***** GIVEN RECORDS

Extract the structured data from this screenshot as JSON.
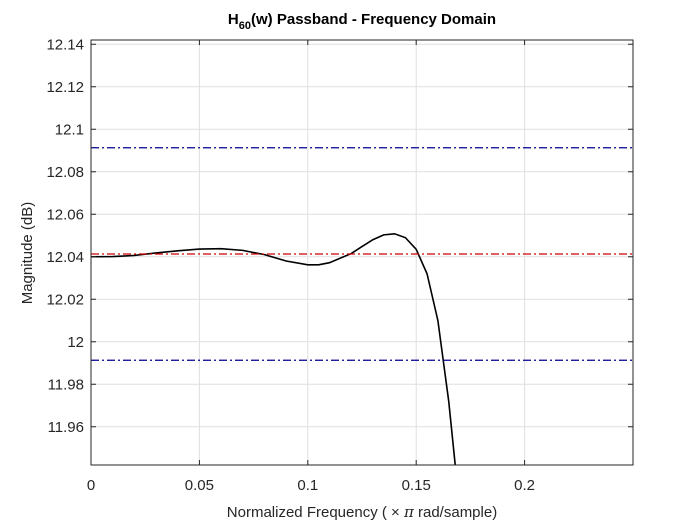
{
  "chart_data": {
    "type": "line",
    "title": {
      "main": "H",
      "subscript": "60",
      "rest": "(w) Passband - Frequency Domain"
    },
    "xlabel": {
      "before": "Normalized Frequency (",
      "times": "×",
      "pi": "π",
      "after": "rad/sample)"
    },
    "ylabel": "Magnitude (dB)",
    "xlim": [
      0,
      0.25
    ],
    "ylim": [
      11.942,
      12.142
    ],
    "xticks": [
      {
        "v": 0,
        "label": "0"
      },
      {
        "v": 0.05,
        "label": "0.05"
      },
      {
        "v": 0.1,
        "label": "0.1"
      },
      {
        "v": 0.15,
        "label": "0.15"
      },
      {
        "v": 0.2,
        "label": "0.2"
      }
    ],
    "yticks": [
      {
        "v": 11.96,
        "label": "11.96"
      },
      {
        "v": 11.98,
        "label": "11.98"
      },
      {
        "v": 12.0,
        "label": "12"
      },
      {
        "v": 12.02,
        "label": "12.02"
      },
      {
        "v": 12.04,
        "label": "12.04"
      },
      {
        "v": 12.06,
        "label": "12.06"
      },
      {
        "v": 12.08,
        "label": "12.08"
      },
      {
        "v": 12.1,
        "label": "12.1"
      },
      {
        "v": 12.12,
        "label": "12.12"
      },
      {
        "v": 12.14,
        "label": "12.14"
      }
    ],
    "grid": true,
    "box": true,
    "series": [
      {
        "color": "#000000",
        "style": "solid",
        "x": [
          0,
          0.01,
          0.02,
          0.03,
          0.04,
          0.05,
          0.06,
          0.07,
          0.08,
          0.09,
          0.1,
          0.105,
          0.11,
          0.12,
          0.125,
          0.13,
          0.135,
          0.14,
          0.145,
          0.15,
          0.155,
          0.16,
          0.165,
          0.168
        ],
        "y": [
          12.04,
          12.0401,
          12.0406,
          12.0418,
          12.0428,
          12.0436,
          12.0438,
          12.043,
          12.041,
          12.038,
          12.0362,
          12.0362,
          12.0372,
          12.0415,
          12.0448,
          12.048,
          12.0503,
          12.0508,
          12.049,
          12.0435,
          12.032,
          12.01,
          11.972,
          11.942
        ]
      },
      {
        "color": "#cc0000",
        "style": "dashdot",
        "x": [
          0,
          0.25
        ],
        "y": [
          12.0413,
          12.0413
        ]
      },
      {
        "color": "#00008b",
        "style": "dashdot",
        "x": [
          0,
          0.25
        ],
        "y": [
          12.0913,
          12.0913
        ]
      },
      {
        "color": "#00008b",
        "style": "dashdot",
        "x": [
          0,
          0.25
        ],
        "y": [
          11.9913,
          11.9913
        ]
      }
    ]
  }
}
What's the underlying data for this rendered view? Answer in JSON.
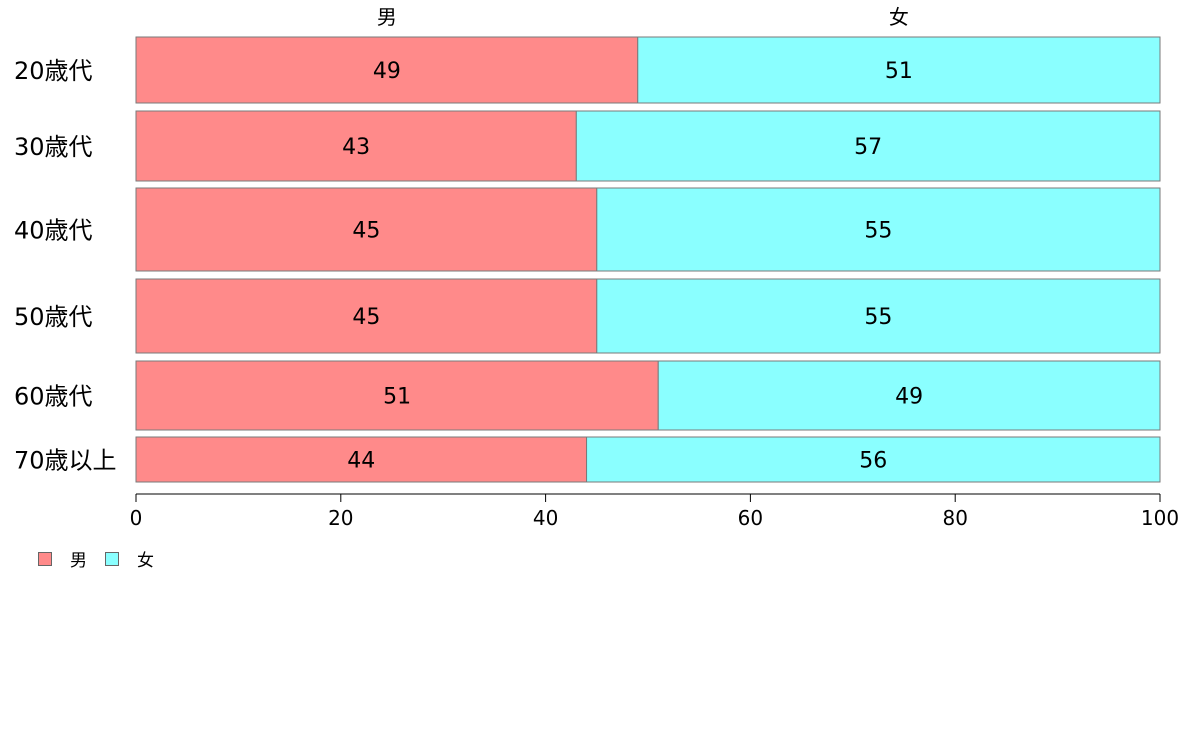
{
  "chart_data": {
    "type": "bar",
    "orientation": "horizontal",
    "stacked": true,
    "categories": [
      "20歳代",
      "30歳代",
      "40歳代",
      "50歳代",
      "60歳代",
      "70歳以上"
    ],
    "series": [
      {
        "name": "男",
        "values": [
          49,
          43,
          45,
          45,
          51,
          44
        ]
      },
      {
        "name": "女",
        "values": [
          51,
          57,
          55,
          55,
          49,
          56
        ]
      }
    ],
    "column_labels": [
      "男",
      "女"
    ],
    "xlim": [
      0,
      100
    ],
    "xticks": [
      0,
      20,
      40,
      60,
      80,
      100
    ],
    "title": "",
    "xlabel": "",
    "ylabel": "",
    "grid": false,
    "legend_position": "bottom-left",
    "colors": {
      "男": "#ff8a8a",
      "女": "#8affff"
    }
  }
}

**********

WORK TO BE COMPLETED:
Transcribe the entries above verbatim, omitting their pictures.

EXPECTED ANSWER:
Extract the structured data from this screenshot as JSON.
{
  "chart_data": {
    "type": "line",
    "title": {
      "main": "H",
      "subscript": "60",
      "rest": "(w) Passband - Frequency Domain"
    },
    "xlabel": {
      "before": "Normalized Frequency (",
      "times": "×",
      "pi": "π",
      "after": "rad/sample)"
    },
    "ylabel": "Magnitude (dB)",
    "xlim": [
      0,
      0.25
    ],
    "ylim": [
      11.942,
      12.142
    ],
    "xticks": [
      {
        "v": 0,
        "label": "0"
      },
      {
        "v": 0.05,
        "label": "0.05"
      },
      {
        "v": 0.1,
        "label": "0.1"
      },
      {
        "v": 0.15,
        "label": "0.15"
      },
      {
        "v": 0.2,
        "label": "0.2"
      }
    ],
    "yticks": [
      {
        "v": 11.96,
        "label": "11.96"
      },
      {
        "v": 11.98,
        "label": "11.98"
      },
      {
        "v": 12.0,
        "label": "12"
      },
      {
        "v": 12.02,
        "label": "12.02"
      },
      {
        "v": 12.04,
        "label": "12.04"
      },
      {
        "v": 12.06,
        "label": "12.06"
      },
      {
        "v": 12.08,
        "label": "12.08"
      },
      {
        "v": 12.1,
        "label": "12.1"
      },
      {
        "v": 12.12,
        "label": "12.12"
      },
      {
        "v": 12.14,
        "label": "12.14"
      }
    ],
    "grid": true,
    "box": true,
    "series": [
      {
        "color": "#000000",
        "style": "solid",
        "x": [
          0,
          0.01,
          0.02,
          0.03,
          0.04,
          0.05,
          0.06,
          0.07,
          0.08,
          0.09,
          0.1,
          0.105,
          0.11,
          0.12,
          0.125,
          0.13,
          0.135,
          0.14,
          0.145,
          0.15,
          0.155,
          0.16,
          0.165,
          0.168
        ],
        "y": [
          12.04,
          12.0401,
          12.0406,
          12.0418,
          12.0428,
          12.0436,
          12.0438,
          12.043,
          12.041,
          12.038,
          12.0362,
          12.0362,
          12.0372,
          12.0415,
          12.0448,
          12.048,
          12.0503,
          12.0508,
          12.049,
          12.0435,
          12.032,
          12.01,
          11.972,
          11.942
        ]
      },
      {
        "color": "#cc0000",
        "style": "dashdot",
        "x": [
          0,
          0.25
        ],
        "y": [
          12.0413,
          12.0413
        ]
      },
      {
        "color": "#00008b",
        "style": "dashdot",
        "x": [
          0,
          0.25
        ],
        "y": [
          12.0913,
          12.0913
        ]
      },
      {
        "color": "#00008b",
        "style": "dashdot",
        "x": [
          0,
          0.25
        ],
        "y": [
          11.9913,
          11.9913
        ]
      }
    ]
  }
}
What's the underlying data for this rendered view? Answer in JSON.
{
  "chart_data": {
    "type": "bar",
    "orientation": "horizontal",
    "stacked": true,
    "categories": [
      "20歳代",
      "30歳代",
      "40歳代",
      "50歳代",
      "60歳代",
      "70歳以上"
    ],
    "series": [
      {
        "name": "男",
        "values": [
          49,
          43,
          45,
          45,
          51,
          44
        ]
      },
      {
        "name": "女",
        "values": [
          51,
          57,
          55,
          55,
          49,
          56
        ]
      }
    ],
    "column_labels": [
      "男",
      "女"
    ],
    "xlim": [
      0,
      100
    ],
    "xticks": [
      0,
      20,
      40,
      60,
      80,
      100
    ],
    "title": "",
    "xlabel": "",
    "ylabel": "",
    "grid": false,
    "legend_position": "bottom-left",
    "colors": {
      "男": "#ff8a8a",
      "女": "#8affff"
    }
  }
}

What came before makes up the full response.